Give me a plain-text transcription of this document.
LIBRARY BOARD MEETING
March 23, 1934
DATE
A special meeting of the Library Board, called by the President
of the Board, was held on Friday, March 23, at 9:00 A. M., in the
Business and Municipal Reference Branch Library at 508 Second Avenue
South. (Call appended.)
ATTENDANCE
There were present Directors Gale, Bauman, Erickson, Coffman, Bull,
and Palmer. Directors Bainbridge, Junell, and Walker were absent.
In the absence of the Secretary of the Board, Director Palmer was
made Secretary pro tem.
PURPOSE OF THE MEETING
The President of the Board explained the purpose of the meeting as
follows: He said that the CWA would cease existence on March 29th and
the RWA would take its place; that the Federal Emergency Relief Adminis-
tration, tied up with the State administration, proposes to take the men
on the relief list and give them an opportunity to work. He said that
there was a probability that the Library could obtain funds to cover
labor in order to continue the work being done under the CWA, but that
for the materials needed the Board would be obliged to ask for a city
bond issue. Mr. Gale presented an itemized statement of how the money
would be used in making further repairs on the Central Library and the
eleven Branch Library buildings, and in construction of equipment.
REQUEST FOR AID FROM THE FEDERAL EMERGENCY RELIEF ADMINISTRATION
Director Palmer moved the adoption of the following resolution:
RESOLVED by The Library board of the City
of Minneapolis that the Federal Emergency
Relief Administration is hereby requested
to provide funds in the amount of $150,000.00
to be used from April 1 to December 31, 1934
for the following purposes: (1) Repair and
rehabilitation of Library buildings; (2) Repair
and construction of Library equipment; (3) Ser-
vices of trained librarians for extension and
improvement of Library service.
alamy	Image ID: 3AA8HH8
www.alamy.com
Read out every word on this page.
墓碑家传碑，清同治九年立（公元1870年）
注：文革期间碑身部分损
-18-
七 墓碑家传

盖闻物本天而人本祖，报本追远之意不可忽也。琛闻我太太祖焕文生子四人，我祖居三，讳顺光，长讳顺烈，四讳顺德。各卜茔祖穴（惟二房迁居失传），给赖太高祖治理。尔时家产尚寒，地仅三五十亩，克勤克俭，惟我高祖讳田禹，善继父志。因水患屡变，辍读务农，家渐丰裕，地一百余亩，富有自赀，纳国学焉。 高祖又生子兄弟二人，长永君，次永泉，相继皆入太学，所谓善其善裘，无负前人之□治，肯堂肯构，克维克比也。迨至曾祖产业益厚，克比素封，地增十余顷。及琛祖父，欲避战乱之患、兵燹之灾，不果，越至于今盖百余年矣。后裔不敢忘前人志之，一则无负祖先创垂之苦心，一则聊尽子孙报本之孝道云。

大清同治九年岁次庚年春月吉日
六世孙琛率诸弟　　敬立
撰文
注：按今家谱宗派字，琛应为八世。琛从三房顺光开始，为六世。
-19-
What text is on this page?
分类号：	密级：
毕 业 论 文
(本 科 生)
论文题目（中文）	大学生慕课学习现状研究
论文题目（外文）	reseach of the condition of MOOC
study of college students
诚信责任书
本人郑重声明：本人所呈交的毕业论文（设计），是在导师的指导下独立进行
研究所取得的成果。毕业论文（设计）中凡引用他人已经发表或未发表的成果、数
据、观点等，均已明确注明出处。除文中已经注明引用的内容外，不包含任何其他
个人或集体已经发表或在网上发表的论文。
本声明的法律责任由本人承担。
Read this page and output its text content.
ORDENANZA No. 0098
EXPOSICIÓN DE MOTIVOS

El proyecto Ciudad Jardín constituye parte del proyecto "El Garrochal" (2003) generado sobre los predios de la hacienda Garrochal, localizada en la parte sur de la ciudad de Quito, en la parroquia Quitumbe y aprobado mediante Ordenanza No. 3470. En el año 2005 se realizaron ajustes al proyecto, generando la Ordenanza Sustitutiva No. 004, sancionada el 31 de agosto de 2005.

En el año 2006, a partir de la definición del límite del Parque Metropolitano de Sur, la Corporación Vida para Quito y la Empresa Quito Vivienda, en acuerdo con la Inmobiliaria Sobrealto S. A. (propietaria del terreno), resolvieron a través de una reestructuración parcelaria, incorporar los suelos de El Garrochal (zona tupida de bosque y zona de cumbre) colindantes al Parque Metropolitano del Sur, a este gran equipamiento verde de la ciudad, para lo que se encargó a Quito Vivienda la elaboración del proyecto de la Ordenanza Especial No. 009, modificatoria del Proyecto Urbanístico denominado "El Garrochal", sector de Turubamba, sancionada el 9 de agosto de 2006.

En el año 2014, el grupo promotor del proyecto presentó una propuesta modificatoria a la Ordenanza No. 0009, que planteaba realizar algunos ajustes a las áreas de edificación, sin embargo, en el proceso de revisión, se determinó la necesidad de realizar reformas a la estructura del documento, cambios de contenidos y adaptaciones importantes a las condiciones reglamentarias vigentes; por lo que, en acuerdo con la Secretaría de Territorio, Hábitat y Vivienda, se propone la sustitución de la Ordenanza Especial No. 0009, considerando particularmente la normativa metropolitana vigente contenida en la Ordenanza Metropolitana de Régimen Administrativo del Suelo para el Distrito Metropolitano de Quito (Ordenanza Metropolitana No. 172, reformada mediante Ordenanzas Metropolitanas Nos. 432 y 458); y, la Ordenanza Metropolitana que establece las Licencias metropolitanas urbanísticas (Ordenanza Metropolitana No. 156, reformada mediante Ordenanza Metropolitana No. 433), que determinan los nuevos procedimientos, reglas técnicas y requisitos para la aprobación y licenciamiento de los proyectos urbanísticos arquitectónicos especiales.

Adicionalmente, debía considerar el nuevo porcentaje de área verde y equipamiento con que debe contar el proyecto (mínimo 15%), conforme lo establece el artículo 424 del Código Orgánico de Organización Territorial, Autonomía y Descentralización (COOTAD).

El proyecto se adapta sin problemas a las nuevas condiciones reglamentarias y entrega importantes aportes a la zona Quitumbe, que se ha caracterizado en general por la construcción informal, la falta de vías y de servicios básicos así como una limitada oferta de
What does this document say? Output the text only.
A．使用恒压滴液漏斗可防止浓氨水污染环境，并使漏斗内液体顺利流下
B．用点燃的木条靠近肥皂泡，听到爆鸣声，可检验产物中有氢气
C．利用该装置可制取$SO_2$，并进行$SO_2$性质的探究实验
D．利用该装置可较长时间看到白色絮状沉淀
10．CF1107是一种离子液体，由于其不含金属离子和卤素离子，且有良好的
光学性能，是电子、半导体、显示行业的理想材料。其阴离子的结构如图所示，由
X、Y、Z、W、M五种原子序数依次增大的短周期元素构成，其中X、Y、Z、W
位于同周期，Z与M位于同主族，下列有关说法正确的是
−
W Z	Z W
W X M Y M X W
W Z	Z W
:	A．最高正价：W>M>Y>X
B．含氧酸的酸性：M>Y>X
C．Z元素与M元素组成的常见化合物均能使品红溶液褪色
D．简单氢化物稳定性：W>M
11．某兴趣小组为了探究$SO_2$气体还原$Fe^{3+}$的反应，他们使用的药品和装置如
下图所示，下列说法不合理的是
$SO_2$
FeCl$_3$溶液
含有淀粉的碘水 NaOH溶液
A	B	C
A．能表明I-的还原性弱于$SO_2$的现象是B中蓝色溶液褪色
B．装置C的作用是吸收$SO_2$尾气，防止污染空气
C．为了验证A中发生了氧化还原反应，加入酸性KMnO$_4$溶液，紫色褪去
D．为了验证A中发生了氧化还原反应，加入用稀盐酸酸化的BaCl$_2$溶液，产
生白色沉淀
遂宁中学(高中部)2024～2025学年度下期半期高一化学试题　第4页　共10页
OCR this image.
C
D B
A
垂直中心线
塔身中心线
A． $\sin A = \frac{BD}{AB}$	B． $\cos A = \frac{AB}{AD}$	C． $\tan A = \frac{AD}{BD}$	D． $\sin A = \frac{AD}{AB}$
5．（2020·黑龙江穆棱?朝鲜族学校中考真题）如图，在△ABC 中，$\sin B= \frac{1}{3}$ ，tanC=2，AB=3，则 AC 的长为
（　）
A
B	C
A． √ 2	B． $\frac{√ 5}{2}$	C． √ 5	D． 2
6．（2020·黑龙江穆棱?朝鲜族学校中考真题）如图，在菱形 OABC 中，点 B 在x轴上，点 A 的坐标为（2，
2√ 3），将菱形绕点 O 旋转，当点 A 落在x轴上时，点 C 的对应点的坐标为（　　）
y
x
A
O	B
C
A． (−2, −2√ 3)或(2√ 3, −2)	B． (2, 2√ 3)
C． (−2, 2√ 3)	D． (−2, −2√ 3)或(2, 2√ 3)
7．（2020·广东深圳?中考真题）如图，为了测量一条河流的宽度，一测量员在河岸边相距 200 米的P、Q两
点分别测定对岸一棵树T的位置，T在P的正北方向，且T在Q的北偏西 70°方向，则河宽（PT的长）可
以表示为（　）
-------
◆ PROBLEM ◆
Lines of the material that contain the word "buildings" are to be gathered.

◆ SOLUTION FOR THIS PROBLEM ◆
eleven Branch Library buildings, and in construction of equipment.
rehabilitation of Library buildings; (2) Repair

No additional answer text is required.